**Task to carry out**
Go through the material and pull out every line with the string "التنظيمي" in it.

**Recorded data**
_____

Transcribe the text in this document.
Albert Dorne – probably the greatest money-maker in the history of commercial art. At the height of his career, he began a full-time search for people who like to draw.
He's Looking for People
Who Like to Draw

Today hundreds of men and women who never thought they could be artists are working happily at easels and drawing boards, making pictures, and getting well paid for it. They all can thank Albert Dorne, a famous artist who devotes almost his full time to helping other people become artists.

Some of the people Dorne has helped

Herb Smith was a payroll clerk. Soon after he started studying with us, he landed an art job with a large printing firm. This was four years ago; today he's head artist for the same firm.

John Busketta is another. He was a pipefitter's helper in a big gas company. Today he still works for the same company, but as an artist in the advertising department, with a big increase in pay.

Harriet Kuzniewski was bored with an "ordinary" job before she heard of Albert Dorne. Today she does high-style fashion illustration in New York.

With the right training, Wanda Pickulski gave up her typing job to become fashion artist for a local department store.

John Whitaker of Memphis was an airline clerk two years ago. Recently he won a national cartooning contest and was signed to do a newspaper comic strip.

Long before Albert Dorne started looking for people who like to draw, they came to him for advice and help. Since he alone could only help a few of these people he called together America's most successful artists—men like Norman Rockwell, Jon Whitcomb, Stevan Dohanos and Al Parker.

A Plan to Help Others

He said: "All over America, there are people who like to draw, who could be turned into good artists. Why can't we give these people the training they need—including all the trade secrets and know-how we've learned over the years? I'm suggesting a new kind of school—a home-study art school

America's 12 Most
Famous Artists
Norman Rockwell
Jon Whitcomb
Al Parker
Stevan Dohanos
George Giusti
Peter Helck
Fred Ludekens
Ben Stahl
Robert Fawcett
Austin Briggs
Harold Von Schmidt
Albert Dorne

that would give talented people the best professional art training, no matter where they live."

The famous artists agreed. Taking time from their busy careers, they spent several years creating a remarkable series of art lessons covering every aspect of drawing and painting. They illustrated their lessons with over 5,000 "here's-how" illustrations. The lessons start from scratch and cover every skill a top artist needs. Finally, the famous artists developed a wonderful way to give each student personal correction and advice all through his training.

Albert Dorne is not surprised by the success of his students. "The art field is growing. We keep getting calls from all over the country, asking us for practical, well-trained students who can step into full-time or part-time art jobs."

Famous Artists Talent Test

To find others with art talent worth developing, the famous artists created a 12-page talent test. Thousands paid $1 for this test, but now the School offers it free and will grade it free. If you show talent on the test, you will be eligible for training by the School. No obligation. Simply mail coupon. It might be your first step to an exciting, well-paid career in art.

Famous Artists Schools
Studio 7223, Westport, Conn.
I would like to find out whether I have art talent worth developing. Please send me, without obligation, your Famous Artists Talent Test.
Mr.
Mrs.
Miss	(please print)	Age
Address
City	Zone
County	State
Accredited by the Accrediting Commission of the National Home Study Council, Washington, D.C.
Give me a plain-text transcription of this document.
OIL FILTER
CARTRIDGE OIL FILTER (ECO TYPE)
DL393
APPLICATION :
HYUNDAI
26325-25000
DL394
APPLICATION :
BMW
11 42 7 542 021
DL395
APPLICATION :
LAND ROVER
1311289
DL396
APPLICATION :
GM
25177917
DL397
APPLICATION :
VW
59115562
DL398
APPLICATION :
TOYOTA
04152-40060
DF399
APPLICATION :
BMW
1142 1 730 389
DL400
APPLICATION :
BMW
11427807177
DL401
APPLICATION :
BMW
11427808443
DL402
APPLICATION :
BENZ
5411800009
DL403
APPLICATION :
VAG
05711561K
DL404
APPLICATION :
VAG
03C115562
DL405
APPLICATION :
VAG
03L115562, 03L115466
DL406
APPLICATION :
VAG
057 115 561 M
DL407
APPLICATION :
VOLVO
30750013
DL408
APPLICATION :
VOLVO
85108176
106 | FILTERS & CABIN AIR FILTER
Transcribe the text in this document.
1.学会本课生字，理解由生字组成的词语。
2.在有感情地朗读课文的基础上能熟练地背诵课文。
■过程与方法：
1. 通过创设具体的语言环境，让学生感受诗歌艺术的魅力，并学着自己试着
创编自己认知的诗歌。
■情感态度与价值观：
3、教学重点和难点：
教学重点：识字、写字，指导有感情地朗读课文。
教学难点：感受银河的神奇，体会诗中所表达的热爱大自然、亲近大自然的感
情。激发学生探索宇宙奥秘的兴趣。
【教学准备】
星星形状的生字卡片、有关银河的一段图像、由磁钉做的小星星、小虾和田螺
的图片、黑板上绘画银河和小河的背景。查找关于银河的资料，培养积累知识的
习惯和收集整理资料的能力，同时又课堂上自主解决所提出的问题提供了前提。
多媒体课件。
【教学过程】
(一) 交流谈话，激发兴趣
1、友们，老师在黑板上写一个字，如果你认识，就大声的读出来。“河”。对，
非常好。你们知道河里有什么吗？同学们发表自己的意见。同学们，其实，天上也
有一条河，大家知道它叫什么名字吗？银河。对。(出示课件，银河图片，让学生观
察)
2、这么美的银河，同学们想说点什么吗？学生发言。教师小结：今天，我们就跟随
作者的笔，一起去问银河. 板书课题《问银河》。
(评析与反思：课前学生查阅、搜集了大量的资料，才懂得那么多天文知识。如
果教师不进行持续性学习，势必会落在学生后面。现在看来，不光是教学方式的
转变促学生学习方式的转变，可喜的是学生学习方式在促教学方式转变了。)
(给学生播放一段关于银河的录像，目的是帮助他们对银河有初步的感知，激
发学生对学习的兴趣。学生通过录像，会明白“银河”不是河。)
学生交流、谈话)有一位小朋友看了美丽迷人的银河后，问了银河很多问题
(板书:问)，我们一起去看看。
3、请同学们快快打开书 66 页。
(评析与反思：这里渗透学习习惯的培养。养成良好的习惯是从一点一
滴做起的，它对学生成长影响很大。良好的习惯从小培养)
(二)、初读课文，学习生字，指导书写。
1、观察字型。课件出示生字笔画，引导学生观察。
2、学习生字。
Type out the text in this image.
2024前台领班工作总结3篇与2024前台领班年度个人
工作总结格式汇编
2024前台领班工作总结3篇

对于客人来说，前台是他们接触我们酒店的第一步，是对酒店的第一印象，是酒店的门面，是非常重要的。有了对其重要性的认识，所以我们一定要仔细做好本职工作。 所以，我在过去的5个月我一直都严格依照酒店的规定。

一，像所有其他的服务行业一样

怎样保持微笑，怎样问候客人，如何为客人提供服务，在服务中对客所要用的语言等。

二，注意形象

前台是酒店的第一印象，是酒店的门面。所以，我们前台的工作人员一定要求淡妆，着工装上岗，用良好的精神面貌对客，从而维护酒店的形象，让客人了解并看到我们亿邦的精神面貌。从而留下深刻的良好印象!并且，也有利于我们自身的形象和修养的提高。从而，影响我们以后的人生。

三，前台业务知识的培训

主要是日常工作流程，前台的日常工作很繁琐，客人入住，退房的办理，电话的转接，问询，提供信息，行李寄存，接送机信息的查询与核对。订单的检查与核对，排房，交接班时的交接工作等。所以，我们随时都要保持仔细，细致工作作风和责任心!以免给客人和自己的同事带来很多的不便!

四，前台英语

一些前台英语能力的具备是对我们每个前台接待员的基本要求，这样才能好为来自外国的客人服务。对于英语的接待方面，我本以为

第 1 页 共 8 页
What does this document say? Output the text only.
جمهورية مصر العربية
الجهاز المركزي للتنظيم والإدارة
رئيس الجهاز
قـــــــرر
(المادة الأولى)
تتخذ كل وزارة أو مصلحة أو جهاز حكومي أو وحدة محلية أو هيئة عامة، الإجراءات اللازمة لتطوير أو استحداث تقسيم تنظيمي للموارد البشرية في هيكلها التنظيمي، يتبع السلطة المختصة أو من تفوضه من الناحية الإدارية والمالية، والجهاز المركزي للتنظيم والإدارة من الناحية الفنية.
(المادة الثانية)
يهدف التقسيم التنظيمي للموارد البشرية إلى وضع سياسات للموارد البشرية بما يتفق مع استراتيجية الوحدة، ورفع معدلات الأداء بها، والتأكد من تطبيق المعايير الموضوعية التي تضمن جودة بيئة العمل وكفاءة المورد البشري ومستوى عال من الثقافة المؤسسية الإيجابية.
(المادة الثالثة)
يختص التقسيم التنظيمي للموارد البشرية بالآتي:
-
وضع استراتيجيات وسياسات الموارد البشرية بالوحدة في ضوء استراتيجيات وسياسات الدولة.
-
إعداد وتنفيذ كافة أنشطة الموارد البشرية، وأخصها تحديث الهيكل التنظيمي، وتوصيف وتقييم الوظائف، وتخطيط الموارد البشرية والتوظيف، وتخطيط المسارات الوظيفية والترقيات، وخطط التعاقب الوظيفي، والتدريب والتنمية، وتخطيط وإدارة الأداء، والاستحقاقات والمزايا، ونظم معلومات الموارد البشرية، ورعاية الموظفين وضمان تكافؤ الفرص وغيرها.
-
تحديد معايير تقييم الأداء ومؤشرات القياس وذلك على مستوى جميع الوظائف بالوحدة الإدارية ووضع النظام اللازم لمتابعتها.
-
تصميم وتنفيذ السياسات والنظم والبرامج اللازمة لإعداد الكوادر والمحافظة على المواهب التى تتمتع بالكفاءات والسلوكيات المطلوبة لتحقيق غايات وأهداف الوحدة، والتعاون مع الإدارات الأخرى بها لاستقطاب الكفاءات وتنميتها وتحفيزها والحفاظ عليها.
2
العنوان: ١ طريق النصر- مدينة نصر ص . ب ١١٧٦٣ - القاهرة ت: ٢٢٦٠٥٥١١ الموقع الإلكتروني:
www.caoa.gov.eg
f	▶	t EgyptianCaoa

_____

**In response**
تتخذ كل وزارة أو مصلحة أو جهاز حكومي أو وحدة محلية أو هيئة عامة، الإجراءات اللازمة لتطوير أو استحداث تقسيم تنظيمي للموارد البشرية في هيكلها التنظيمي، يتبع السلطة المختصة أو من تفوضه من الناحية الإدارية والمالية، والجهاز المركزي للتنظيم والإدارة من الناحية الفنية.
يهدف التقسيم التنظيمي للموارد البشرية إلى وضع سياسات للموارد البشرية بما يتفق مع استراتيجية الوحدة، ورفع معدلات الأداء بها، والتأكد من تطبيق المعايير الموضوعية التي تضمن جودة بيئة العمل وكفاءة المورد البشري ومستوى عال من الثقافة المؤسسية الإيجابية.
يختص التقسيم التنظيمي للموارد البشرية بالآتي:
إعداد وتنفيذ كافة أنشطة الموارد البشرية، وأخصها تحديث الهيكل التنظيمي، وتوصيف وتقييم الوظائف، وتخطيط الموارد البشرية والتوظيف، وتخطيط المسارات الوظيفية والترقيات، وخطط التعاقب الوظيفي، والتدريب والتنمية، وتخطيط وإدارة الأداء، والاستحقاقات والمزايا، ونظم معلومات الموارد البشرية، ورعاية الموظفين وضمان تكافؤ الفرص وغيرها.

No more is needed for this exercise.